Written instruction: Go through each line of the records below and count those with the word "title". Give only the count.

Dataset entries:
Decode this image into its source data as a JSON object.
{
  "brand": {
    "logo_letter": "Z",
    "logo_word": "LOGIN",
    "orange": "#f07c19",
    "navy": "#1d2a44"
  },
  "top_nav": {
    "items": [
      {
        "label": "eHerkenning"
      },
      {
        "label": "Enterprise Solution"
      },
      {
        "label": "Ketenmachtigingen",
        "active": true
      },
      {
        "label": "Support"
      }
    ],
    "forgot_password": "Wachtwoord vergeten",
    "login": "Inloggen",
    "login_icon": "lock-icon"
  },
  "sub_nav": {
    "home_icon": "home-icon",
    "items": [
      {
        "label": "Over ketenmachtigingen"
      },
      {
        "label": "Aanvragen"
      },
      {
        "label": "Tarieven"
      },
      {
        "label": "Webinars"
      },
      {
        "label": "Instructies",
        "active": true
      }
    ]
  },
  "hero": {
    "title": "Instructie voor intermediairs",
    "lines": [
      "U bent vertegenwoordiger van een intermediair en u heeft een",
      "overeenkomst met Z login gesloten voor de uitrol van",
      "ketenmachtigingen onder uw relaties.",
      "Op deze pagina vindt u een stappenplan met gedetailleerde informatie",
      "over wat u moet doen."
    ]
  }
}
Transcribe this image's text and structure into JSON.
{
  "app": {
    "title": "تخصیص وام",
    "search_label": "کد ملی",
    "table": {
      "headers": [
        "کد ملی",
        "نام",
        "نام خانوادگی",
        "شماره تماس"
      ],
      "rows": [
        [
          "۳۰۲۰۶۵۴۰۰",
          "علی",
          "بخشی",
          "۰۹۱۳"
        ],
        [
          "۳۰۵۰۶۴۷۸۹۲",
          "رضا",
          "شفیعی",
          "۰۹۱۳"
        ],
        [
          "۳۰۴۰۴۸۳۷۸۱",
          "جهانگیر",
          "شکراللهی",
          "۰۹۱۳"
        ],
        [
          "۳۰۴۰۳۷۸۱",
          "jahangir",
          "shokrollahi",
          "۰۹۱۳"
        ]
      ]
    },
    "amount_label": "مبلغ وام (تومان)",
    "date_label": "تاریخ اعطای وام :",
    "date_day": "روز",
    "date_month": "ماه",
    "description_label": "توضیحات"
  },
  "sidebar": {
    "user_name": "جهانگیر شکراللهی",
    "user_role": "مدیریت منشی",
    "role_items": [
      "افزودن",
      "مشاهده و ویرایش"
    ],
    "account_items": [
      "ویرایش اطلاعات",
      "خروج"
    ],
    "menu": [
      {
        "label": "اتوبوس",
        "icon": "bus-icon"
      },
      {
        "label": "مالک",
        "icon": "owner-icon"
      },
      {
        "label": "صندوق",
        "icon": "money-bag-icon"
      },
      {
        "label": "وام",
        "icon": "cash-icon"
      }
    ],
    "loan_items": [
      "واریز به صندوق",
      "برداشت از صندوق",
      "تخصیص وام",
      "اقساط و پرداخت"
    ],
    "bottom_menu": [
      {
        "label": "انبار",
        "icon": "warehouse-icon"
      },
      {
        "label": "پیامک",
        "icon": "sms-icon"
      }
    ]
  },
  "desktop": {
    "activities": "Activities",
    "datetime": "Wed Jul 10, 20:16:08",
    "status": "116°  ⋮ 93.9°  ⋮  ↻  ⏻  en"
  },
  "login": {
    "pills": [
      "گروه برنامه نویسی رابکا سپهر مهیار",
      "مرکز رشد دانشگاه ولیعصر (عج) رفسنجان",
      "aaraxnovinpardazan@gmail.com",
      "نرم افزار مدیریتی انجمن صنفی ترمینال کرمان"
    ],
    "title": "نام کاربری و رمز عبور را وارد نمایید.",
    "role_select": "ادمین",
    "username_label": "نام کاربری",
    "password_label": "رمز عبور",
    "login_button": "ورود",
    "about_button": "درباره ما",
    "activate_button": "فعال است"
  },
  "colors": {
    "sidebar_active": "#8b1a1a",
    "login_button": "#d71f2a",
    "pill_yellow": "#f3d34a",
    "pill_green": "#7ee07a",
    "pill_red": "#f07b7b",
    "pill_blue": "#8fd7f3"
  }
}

Problem solution: 3